[Stored items from a collection]
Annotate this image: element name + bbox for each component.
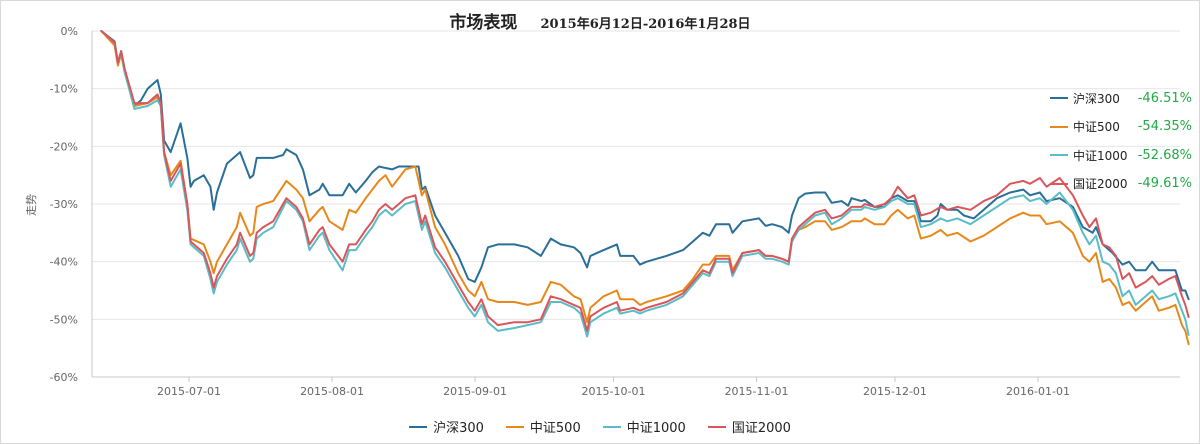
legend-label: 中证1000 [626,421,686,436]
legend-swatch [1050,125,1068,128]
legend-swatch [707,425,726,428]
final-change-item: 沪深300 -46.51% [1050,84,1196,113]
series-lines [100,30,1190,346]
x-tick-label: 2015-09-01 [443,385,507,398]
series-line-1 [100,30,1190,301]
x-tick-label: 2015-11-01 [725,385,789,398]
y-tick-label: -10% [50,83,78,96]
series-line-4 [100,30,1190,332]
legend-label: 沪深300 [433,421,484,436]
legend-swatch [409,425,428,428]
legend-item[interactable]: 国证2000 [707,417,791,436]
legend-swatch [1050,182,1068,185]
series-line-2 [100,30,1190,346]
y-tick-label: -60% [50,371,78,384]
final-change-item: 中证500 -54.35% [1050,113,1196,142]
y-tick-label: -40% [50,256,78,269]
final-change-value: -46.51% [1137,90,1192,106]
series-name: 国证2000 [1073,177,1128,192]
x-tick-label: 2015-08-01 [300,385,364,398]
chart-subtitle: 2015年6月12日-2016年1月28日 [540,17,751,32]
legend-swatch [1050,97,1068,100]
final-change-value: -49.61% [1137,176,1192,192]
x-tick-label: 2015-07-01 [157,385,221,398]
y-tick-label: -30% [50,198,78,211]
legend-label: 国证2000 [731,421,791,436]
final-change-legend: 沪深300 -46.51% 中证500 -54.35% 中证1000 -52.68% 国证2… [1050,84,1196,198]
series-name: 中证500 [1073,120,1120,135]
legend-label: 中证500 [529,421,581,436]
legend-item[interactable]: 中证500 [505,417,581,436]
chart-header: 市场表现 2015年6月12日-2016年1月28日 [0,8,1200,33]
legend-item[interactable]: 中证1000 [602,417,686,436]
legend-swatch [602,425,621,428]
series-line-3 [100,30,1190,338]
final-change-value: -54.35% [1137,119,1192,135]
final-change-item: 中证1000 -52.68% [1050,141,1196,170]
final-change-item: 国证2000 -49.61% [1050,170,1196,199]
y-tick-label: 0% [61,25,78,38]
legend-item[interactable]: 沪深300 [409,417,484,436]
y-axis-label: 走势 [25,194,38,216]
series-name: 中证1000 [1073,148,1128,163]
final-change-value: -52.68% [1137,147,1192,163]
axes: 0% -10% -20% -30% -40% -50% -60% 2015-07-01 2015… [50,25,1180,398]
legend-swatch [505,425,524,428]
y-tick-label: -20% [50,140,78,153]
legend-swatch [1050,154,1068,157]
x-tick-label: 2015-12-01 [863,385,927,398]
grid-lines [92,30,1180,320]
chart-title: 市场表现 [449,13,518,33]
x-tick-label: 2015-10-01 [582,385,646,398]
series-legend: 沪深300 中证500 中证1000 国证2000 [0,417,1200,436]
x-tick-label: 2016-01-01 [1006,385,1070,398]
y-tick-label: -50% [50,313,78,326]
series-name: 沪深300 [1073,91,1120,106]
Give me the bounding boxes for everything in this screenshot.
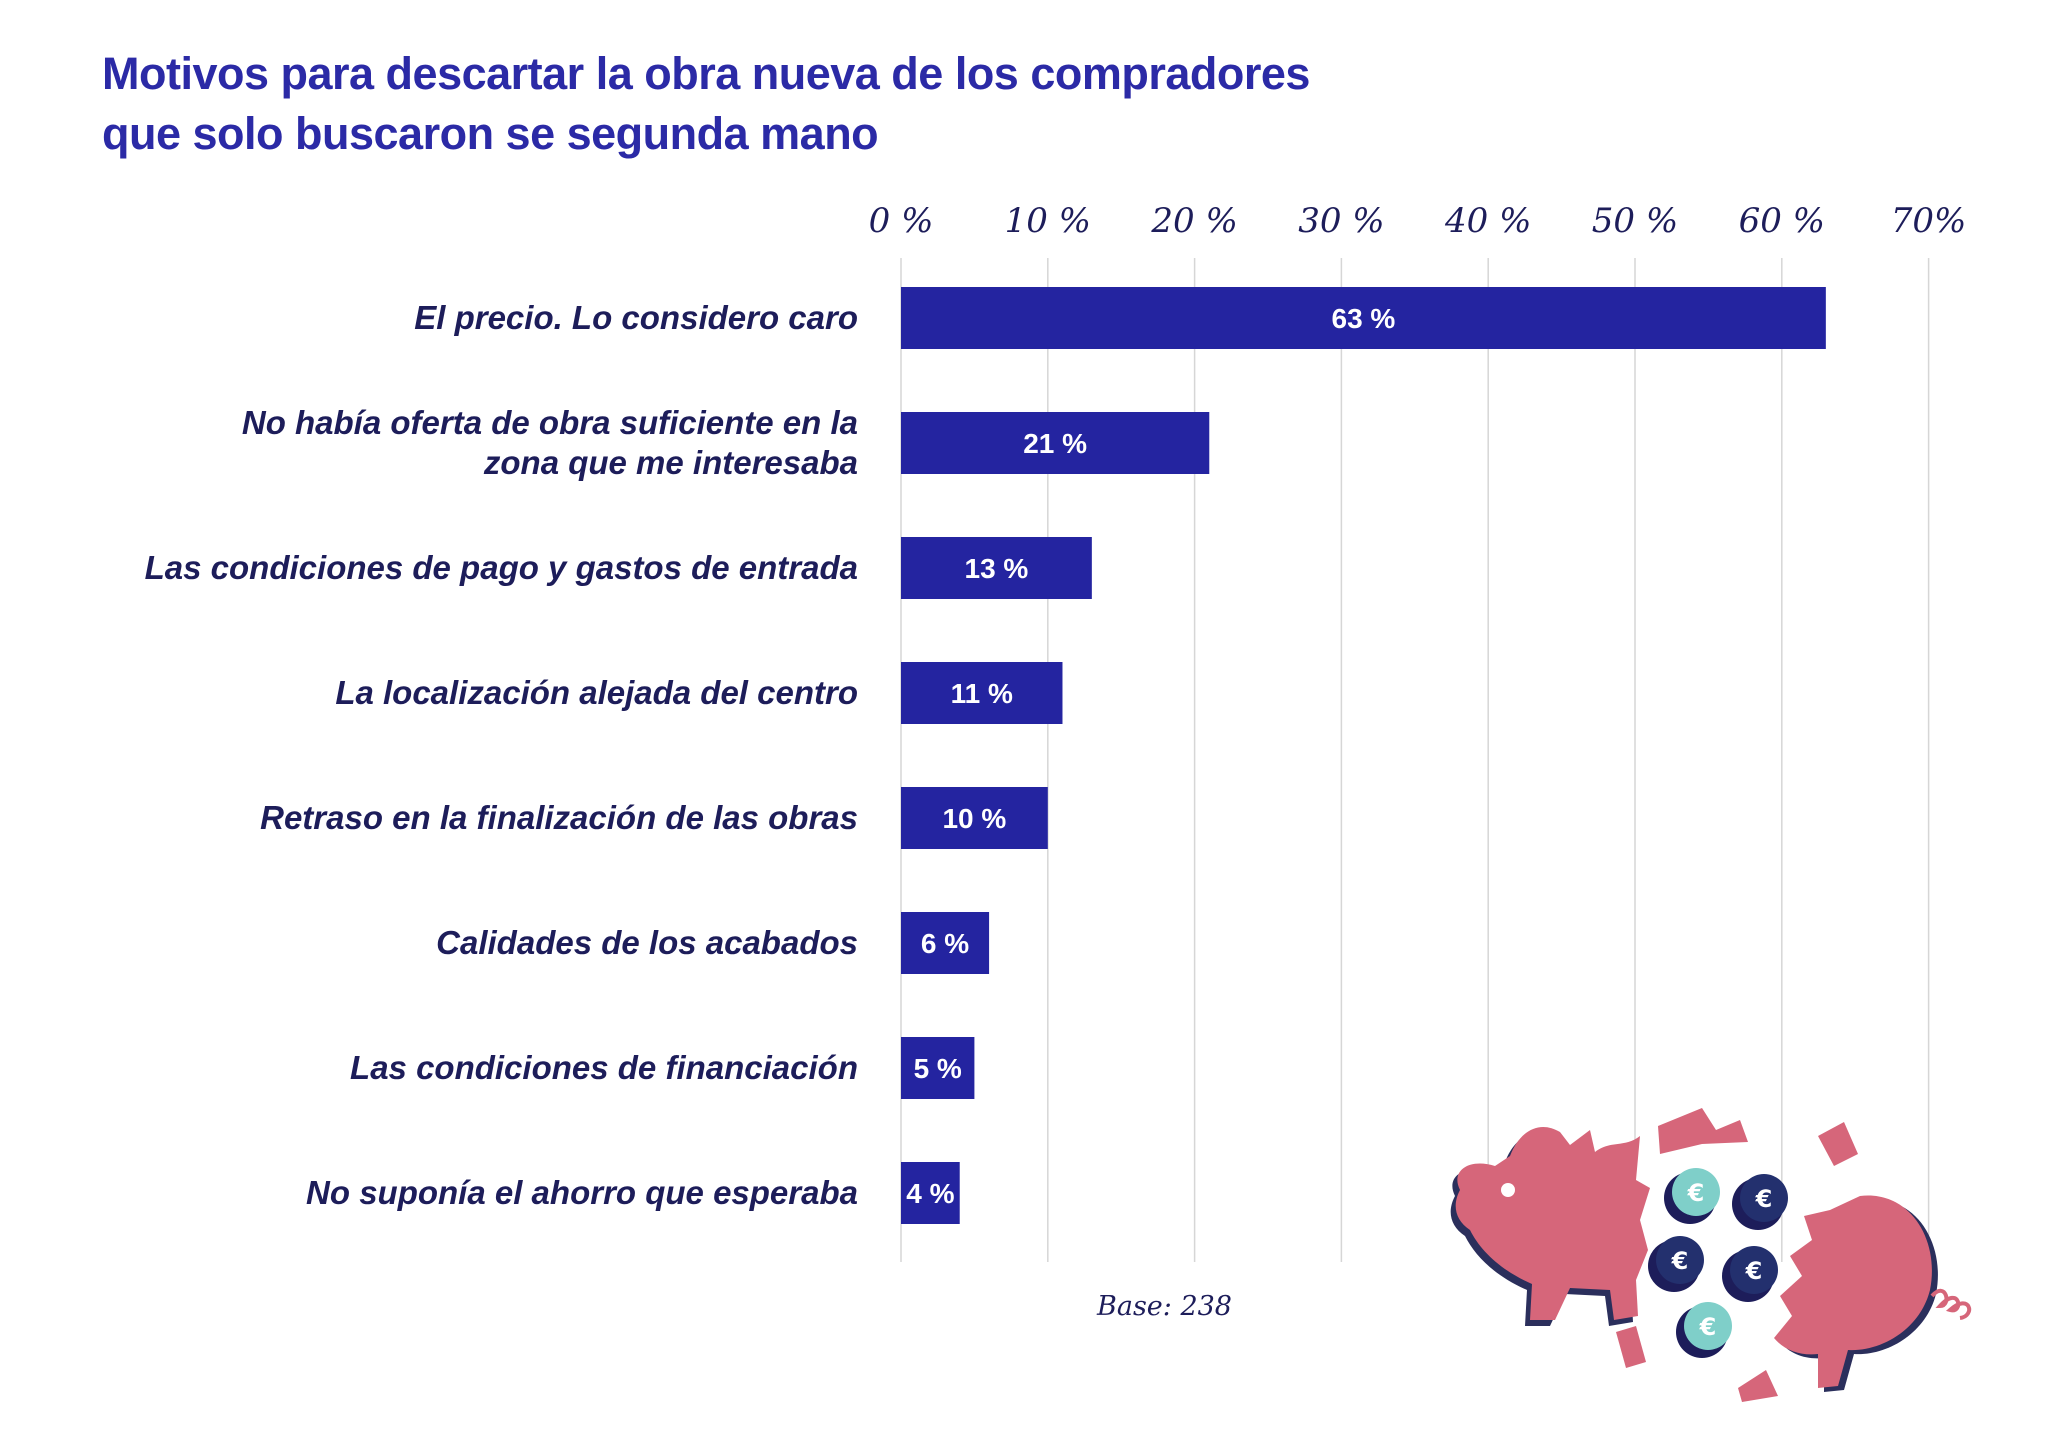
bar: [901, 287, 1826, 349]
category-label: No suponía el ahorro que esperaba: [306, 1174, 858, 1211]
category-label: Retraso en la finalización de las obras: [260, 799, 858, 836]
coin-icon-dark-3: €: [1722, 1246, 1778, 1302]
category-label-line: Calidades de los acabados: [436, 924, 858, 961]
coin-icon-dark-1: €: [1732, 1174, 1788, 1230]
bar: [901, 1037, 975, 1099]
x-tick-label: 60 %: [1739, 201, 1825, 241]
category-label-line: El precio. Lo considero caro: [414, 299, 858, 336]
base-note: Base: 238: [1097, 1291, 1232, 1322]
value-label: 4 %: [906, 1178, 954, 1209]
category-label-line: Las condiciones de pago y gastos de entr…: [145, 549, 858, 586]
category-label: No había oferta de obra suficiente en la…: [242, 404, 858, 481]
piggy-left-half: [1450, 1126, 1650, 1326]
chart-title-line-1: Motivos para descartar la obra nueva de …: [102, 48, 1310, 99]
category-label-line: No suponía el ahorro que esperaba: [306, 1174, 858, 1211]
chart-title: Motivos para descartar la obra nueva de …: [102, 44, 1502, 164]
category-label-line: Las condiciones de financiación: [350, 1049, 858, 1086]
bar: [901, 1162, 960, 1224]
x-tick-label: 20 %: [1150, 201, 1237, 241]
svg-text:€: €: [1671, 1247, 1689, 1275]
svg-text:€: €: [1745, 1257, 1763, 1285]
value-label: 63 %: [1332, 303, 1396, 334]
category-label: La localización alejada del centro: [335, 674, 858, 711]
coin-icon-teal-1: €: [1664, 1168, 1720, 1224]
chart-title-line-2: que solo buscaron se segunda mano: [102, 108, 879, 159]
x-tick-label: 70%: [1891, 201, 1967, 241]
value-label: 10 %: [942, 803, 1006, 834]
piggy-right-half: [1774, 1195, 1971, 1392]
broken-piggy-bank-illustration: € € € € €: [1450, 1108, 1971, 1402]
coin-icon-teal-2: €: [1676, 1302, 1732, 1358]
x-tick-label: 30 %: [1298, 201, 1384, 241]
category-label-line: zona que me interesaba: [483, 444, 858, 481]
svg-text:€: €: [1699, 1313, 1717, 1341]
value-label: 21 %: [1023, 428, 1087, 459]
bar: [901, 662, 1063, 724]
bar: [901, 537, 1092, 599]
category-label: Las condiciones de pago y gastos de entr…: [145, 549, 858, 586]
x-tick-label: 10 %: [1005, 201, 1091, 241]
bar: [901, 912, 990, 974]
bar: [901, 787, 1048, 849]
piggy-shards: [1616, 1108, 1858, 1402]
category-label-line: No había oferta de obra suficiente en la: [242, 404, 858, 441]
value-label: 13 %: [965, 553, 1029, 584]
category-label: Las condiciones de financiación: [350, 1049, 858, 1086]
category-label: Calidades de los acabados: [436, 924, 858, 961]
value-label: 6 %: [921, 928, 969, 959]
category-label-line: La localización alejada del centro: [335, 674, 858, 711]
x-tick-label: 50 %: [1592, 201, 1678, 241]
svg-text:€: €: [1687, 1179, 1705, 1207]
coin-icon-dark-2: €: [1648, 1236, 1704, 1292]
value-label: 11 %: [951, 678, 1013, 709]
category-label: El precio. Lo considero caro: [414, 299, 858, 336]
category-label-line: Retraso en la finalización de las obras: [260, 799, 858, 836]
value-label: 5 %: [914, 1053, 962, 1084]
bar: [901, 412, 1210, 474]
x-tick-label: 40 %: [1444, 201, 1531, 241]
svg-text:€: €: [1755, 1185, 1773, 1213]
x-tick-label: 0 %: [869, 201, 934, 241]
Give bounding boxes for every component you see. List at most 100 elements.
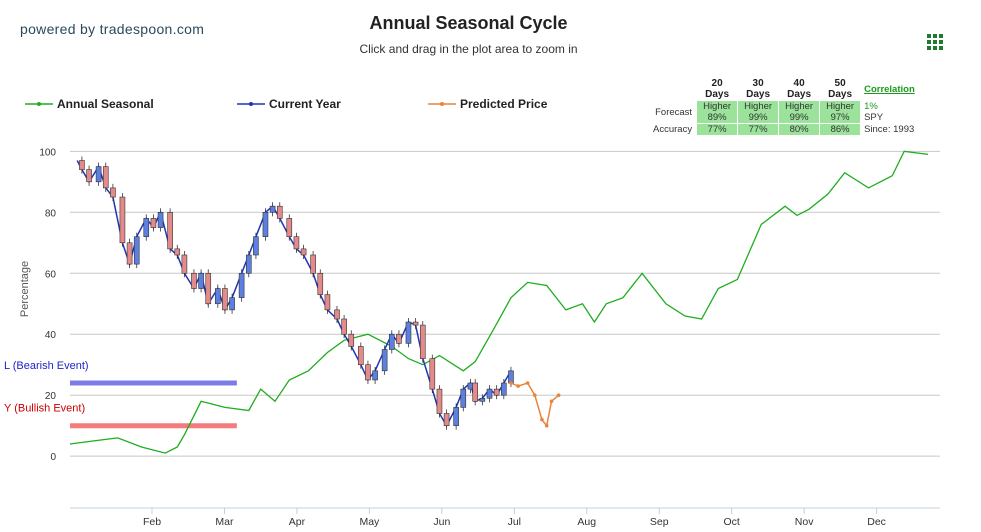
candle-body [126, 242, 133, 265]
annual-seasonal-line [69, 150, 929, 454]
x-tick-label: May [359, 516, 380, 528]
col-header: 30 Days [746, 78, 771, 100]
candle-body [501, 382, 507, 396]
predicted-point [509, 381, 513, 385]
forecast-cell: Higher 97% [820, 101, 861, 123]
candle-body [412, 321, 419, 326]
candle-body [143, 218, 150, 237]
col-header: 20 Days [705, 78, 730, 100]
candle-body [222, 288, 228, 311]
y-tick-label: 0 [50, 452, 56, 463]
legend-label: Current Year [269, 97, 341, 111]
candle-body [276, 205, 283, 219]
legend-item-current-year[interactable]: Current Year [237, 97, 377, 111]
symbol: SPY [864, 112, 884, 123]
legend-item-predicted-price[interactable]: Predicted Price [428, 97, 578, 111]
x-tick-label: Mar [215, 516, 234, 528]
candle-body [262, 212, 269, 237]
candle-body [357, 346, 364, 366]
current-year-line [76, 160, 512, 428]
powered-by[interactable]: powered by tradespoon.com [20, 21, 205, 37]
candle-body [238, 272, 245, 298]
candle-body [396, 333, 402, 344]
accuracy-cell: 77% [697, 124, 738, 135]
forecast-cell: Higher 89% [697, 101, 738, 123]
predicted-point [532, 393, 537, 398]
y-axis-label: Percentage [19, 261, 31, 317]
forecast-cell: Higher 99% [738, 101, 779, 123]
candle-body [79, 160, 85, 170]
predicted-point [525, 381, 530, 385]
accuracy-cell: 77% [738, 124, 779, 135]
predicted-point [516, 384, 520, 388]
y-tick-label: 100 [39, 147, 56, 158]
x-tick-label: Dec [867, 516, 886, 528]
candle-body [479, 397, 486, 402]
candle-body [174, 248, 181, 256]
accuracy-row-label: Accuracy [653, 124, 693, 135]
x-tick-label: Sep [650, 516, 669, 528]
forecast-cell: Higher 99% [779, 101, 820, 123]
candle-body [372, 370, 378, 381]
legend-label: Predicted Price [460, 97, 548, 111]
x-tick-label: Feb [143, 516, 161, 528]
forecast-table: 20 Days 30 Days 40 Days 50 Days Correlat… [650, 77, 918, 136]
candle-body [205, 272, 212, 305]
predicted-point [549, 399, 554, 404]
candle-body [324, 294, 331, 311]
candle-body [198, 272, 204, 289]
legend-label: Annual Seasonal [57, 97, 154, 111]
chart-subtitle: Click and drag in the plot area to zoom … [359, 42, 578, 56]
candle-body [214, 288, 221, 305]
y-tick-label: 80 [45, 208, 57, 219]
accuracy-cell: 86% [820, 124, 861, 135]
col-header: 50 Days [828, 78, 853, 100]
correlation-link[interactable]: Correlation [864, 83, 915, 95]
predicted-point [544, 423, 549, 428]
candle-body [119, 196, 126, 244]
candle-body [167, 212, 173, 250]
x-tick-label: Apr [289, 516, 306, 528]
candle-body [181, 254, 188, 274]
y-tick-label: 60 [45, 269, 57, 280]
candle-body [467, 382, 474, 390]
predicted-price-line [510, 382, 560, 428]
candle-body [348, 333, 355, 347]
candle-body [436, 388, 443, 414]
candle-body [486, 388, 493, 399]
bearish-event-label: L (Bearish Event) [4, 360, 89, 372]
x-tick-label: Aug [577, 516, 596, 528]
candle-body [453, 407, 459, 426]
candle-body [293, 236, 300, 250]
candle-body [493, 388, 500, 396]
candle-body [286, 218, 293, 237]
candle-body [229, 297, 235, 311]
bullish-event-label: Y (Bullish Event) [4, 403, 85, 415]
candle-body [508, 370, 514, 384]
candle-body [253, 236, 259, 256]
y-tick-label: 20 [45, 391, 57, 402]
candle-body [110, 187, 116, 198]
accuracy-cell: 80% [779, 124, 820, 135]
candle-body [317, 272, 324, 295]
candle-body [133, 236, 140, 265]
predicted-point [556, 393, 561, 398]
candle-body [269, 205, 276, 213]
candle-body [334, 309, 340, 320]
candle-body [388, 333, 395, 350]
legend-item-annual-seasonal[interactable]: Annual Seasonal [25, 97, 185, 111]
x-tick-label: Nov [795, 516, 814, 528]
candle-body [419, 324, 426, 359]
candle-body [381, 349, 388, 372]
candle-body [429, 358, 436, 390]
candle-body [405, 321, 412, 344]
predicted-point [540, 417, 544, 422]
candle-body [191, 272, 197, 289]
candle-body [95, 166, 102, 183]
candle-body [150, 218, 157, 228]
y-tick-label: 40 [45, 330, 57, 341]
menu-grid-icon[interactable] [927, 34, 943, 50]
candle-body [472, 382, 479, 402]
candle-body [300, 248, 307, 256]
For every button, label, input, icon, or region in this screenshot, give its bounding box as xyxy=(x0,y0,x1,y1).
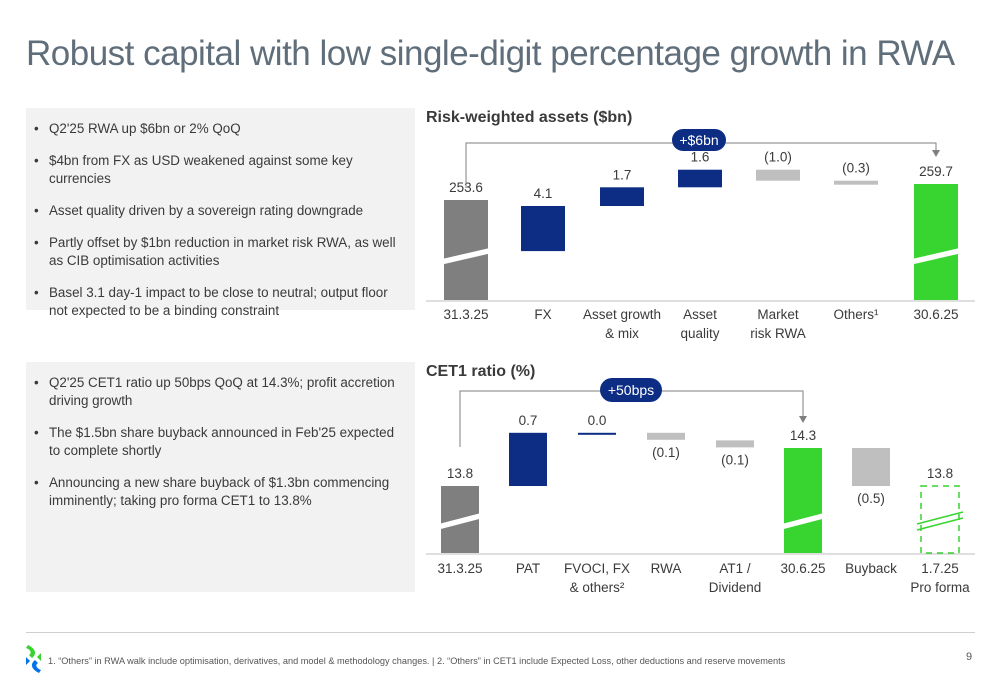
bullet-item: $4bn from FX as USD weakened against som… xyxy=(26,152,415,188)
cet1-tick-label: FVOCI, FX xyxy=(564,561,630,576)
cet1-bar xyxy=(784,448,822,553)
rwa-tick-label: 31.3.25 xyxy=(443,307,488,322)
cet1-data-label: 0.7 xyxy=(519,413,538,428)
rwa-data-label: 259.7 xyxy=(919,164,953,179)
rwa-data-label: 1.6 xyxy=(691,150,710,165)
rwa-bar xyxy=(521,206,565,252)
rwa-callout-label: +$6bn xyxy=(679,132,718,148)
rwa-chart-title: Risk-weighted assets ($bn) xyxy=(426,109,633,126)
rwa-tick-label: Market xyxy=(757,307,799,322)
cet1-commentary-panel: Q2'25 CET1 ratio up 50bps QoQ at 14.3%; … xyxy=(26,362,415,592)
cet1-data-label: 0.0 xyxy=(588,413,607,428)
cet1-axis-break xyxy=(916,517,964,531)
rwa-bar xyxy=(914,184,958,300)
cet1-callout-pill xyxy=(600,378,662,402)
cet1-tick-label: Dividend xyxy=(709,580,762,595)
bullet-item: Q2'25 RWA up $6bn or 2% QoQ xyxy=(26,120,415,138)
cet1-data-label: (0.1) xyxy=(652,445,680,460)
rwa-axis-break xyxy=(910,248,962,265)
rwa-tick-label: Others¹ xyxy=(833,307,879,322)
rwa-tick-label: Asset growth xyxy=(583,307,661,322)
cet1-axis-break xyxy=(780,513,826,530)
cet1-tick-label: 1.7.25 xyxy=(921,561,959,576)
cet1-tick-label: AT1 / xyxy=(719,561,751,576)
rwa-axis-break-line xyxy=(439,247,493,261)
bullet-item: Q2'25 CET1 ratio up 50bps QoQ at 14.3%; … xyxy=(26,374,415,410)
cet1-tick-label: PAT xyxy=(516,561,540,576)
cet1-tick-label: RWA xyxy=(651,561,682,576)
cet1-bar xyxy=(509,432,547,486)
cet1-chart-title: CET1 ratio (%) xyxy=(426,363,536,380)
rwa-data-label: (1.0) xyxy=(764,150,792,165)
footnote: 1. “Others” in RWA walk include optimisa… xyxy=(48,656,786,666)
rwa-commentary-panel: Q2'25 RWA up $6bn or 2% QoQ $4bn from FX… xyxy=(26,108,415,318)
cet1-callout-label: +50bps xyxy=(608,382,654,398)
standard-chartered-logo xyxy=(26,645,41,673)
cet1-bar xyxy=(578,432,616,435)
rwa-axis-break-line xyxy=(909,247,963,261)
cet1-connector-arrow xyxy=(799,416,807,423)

> [What is expected]
Quote the entries above, starting with the line containing "candle-body [126, 242, 133, 265]" and continuing through the line containing "candle-body [143, 218, 150, 237]", both included.

> [Exercise answer]
candle-body [126, 242, 133, 265]
annual-seasonal-line [69, 150, 929, 454]
x-tick-label: May [359, 516, 380, 528]
col-header: 30 Days [746, 78, 771, 100]
candle-body [501, 382, 507, 396]
predicted-point [509, 381, 513, 385]
forecast-cell: Higher 97% [820, 101, 861, 123]
candle-body [412, 321, 419, 326]
candle-body [143, 218, 150, 237]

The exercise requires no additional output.